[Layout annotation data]
------------------------------------------------------------------------
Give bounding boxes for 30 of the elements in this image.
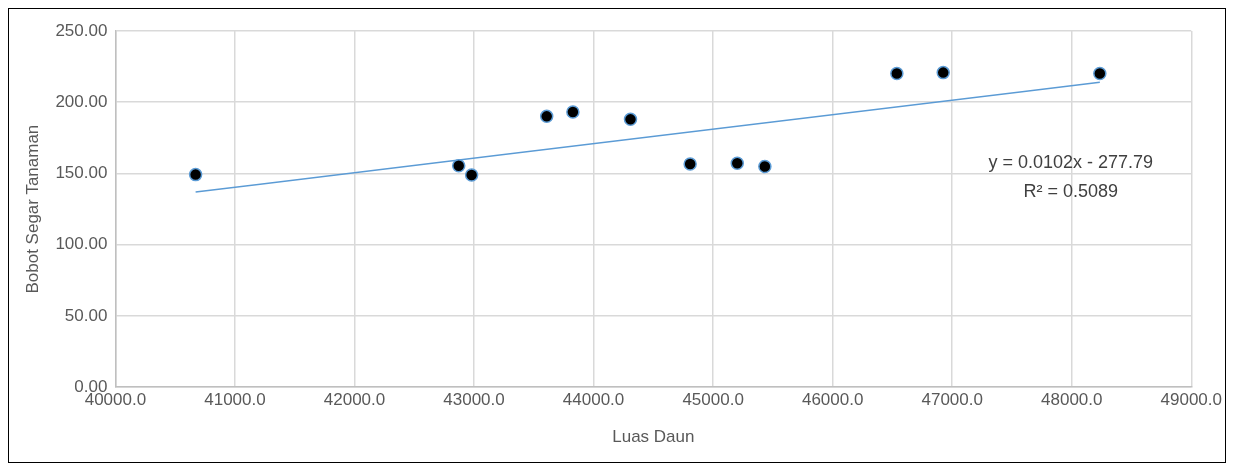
point [464,168,479,182]
x-tick-label: 49000.0 [1160,390,1222,410]
x-tick-label: 42000.0 [323,390,386,410]
x-tick-label: 45000.0 [682,390,744,410]
y-tick-label: 200.00 [55,91,108,111]
annotation: R² = 0.5089 [1023,180,1119,201]
x-tick-label: 47000.0 [921,390,983,410]
y-tick-label: 50.00 [64,305,108,325]
x-tick-label: 48000.0 [1041,390,1103,410]
x-tick-label: 46000.0 [801,390,864,410]
x-tick-label: 44000.0 [562,390,625,410]
point [683,157,697,171]
point [890,66,904,81]
point [936,65,950,80]
x-tick-label: 43000.0 [443,390,505,410]
point [539,109,554,124]
point [188,167,203,182]
y-tick-label: 250.00 [55,20,108,40]
y-tick-label: 150.00 [55,163,108,183]
annotation: y = 0.0102x - 277.79 [988,151,1154,172]
y-axis-title: Bobot Segar Tanaman [22,124,42,294]
x-axis-title: Luas Daun [612,427,695,447]
point [451,159,466,173]
point [730,156,744,170]
point [758,159,772,174]
y-tick-label: 100.00 [55,234,108,254]
x-tick-label: 41000.0 [204,390,266,410]
point [566,105,580,119]
point [1093,66,1107,81]
point [623,112,638,127]
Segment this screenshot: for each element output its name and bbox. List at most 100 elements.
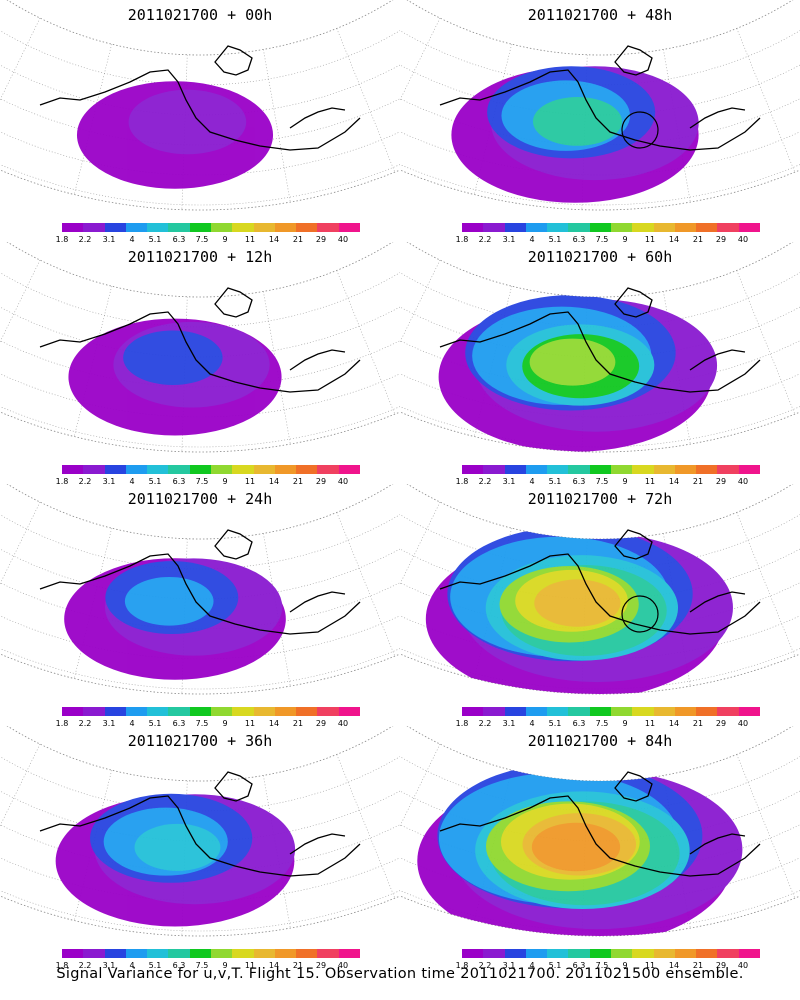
- variance-field: [425, 526, 733, 695]
- colorbar-swatch: [125, 949, 148, 958]
- panel-title: 2011021700 + 36h: [127, 732, 273, 750]
- colorbar-swatch: [296, 707, 318, 716]
- forecast-panel: 2011021700 + 24h 1.8 2.2 3.1 4 5.1 6.3 7.5 9 11 14…: [0, 484, 400, 728]
- colorbar-tick-label: 9: [222, 477, 228, 486]
- colorbar-tick-label: 6.3: [572, 961, 586, 970]
- colorbar-tick-label: 21: [692, 477, 704, 486]
- map-plot: [400, 484, 800, 695]
- coastline: [439, 287, 761, 393]
- colorbar-swatch: [525, 707, 548, 716]
- variance-field: [438, 295, 718, 452]
- colorbar-tick-label: 14: [268, 961, 280, 970]
- colorbar: [62, 707, 360, 716]
- colorbar-tick-label: 2.2: [478, 719, 492, 728]
- colorbar-swatch: [653, 949, 675, 958]
- colorbar-swatch: [104, 465, 126, 474]
- colorbar: [62, 223, 360, 232]
- colorbar-tick-label: 6.3: [572, 477, 586, 486]
- variance-contour: [128, 89, 247, 155]
- colorbar-swatch: [462, 949, 484, 958]
- colorbar-tick-label: 29: [715, 477, 727, 486]
- colorbar-swatch: [696, 465, 718, 474]
- colorbar-swatch: [483, 223, 505, 232]
- colorbar-tick-label: 3.1: [502, 961, 516, 970]
- colorbar-tick-label: 14: [668, 477, 680, 486]
- colorbar-tick-label: 2.2: [478, 477, 492, 486]
- colorbar-swatch: [253, 465, 275, 474]
- colorbar-swatch: [317, 949, 339, 958]
- colorbar-swatch: [125, 465, 148, 474]
- colorbar-tick-label: 11: [244, 235, 256, 244]
- colorbar-swatch: [189, 707, 211, 716]
- colorbar-tick-label: 21: [292, 961, 304, 970]
- colorbar-swatch: [125, 223, 148, 232]
- map-plot: [400, 242, 800, 453]
- variance-contour: [532, 97, 622, 146]
- colorbar-tick-label: 29: [315, 235, 327, 244]
- colorbar-swatch: [462, 223, 484, 232]
- colorbar-tick-label: 1.8: [455, 235, 469, 244]
- colorbar-tick-label: 14: [268, 719, 280, 728]
- colorbar-tick-label: 14: [268, 477, 280, 486]
- colorbar-tick-label: 11: [244, 477, 256, 486]
- colorbar-tick-label: 7.5: [595, 235, 609, 244]
- forecast-panel: 2011021700 + 36h 1.8 2.2 3.1 4 5.1 6.3 7.5 9 11 14…: [0, 726, 400, 970]
- colorbar-tick-label: 6.3: [172, 961, 186, 970]
- colorbar-swatch: [253, 223, 275, 232]
- figure-caption: Signal Variance for u,v,T. Flight 15. Ob…: [56, 966, 744, 982]
- colorbar-swatch: [317, 223, 339, 232]
- colorbar-swatch: [338, 223, 360, 232]
- colorbar-tick-label: 6.3: [172, 235, 186, 244]
- colorbar-tick-label: 3.1: [102, 477, 116, 486]
- colorbar-swatch: [483, 949, 505, 958]
- colorbar-tick-label: 5.1: [148, 961, 162, 970]
- colorbar-tick-label: 9: [622, 961, 628, 970]
- colorbar-tick-label: 5.1: [548, 719, 562, 728]
- colorbar-swatch: [632, 707, 654, 716]
- variance-field: [76, 81, 274, 189]
- colorbar: [462, 707, 760, 716]
- colorbar-tick-label: 7.5: [595, 477, 609, 486]
- colorbar-swatch: [717, 949, 739, 958]
- colorbar-tick-label: 40: [337, 961, 349, 970]
- colorbar-tick-label: 4: [529, 961, 535, 970]
- colorbar-tick-label: 14: [668, 719, 680, 728]
- colorbar-swatch: [738, 465, 760, 474]
- colorbar-swatch: [274, 707, 297, 716]
- colorbar-tick-label: 7.5: [595, 719, 609, 728]
- colorbar-tick-label: 7.5: [595, 961, 609, 970]
- colorbar-tick-label: 11: [644, 477, 656, 486]
- colorbar-swatch: [525, 223, 548, 232]
- colorbar-tick-label: 9: [622, 477, 628, 486]
- colorbar-tick-label: 5.1: [148, 477, 162, 486]
- colorbar-swatch: [547, 223, 569, 232]
- colorbar-tick-label: 7.5: [195, 961, 209, 970]
- colorbar-tick-label: 11: [644, 235, 656, 244]
- colorbar-tick-label: 1.8: [55, 719, 69, 728]
- colorbar-swatch: [147, 949, 169, 958]
- colorbar-swatch: [62, 707, 84, 716]
- colorbar-tick-label: 1.8: [55, 961, 69, 970]
- colorbar-tick-label: 2.2: [478, 961, 492, 970]
- observation-circle: [621, 595, 659, 633]
- colorbar-tick-label: 21: [292, 235, 304, 244]
- colorbar-swatch: [296, 465, 318, 474]
- colorbar-swatch: [83, 465, 105, 474]
- colorbar-tick-label: 3.1: [102, 961, 116, 970]
- colorbar-swatch: [525, 949, 548, 958]
- colorbar-swatch: [504, 465, 526, 474]
- panel-title: 2011021700 + 60h: [527, 248, 673, 266]
- colorbar-tick-label: 29: [715, 961, 727, 970]
- colorbar: [462, 949, 760, 958]
- colorbar-swatch: [589, 465, 611, 474]
- colorbar-swatch: [62, 949, 84, 958]
- colorbar-swatch: [696, 223, 718, 232]
- variance-field: [417, 763, 743, 937]
- colorbar-swatch: [83, 949, 105, 958]
- colorbar-swatch: [738, 707, 760, 716]
- variance-contour: [134, 823, 221, 871]
- colorbar-tick-label: 4: [529, 235, 535, 244]
- colorbar-tick-label: 11: [644, 719, 656, 728]
- colorbar-tick-label: 2.2: [78, 477, 92, 486]
- colorbar-tick-label: 29: [315, 477, 327, 486]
------------------------------------------------------------------------
■ **What to work on**
Write out the material word for word, starting at the line with "point [464,168,479,182]" and continuing up to and including the line with "y-tick-label: 50.00 [64,305,108,325]".

■ **The completed task**
point [464,168,479,182]
x-tick-label: 49000.0 [1160,390,1222,410]
x-tick-label: 42000.0 [323,390,386,410]
x-tick-label: 45000.0 [682,390,744,410]
y-tick-label: 200.00 [55,91,108,111]
annotation: R² = 0.5089 [1023,180,1119,201]
x-tick-label: 47000.0 [921,390,983,410]
y-tick-label: 50.00 [64,305,108,325]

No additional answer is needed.